• [AIM OF THE EXERCISE] Locate the line with "What's the underlying" in the material. Copy that line and each one after it, through the last, exactly and with nothing else.

• [SUPPLIED INFORMATION]
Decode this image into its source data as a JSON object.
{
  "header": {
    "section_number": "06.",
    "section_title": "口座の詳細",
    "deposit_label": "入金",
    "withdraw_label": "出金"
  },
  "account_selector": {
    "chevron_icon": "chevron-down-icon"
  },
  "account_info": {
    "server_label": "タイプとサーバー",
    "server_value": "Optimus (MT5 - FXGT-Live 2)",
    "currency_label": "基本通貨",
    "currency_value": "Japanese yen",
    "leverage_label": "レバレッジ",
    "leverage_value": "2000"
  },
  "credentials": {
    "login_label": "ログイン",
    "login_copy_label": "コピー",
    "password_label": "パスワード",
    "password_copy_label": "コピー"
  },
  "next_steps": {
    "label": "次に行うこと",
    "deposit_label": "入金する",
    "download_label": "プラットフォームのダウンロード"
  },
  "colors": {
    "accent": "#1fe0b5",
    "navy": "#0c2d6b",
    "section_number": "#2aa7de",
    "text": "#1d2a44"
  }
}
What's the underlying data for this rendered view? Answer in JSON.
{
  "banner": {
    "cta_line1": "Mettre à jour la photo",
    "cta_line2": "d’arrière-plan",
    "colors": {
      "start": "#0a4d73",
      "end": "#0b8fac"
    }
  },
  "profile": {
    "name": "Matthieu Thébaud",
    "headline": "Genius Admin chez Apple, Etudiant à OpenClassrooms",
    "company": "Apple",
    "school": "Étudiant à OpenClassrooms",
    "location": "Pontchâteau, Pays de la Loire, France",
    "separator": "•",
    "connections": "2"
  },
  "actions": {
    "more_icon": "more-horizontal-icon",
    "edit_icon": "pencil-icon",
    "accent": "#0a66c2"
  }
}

• [RESULT OF THIS TASK]
What's the underlying data for this rendered view? Answer in JSON.
{
  "banner": {
    "cta_line1": "Mettre à jour la photo",
    "cta_line2": "d’arrière-plan",
    "colors": {
      "start": "#0a4d73",
      "end": "#0b8fac"
    }
  },
  "profile": {
    "name": "Matthieu Thébaud",
    "headline": "Genius Admin chez Apple, Etudiant à OpenClassrooms",
    "company": "Apple",
    "school": "Étudiant à OpenClassrooms",
    "location": "Pontchâteau, Pays de la Loire, France",
    "separator": "•",
    "connections": "2"
  },
  "actions": {
    "more_icon": "more-horizontal-icon",
    "edit_icon": "pencil-icon",
    "accent": "#0a66c2"
  }
}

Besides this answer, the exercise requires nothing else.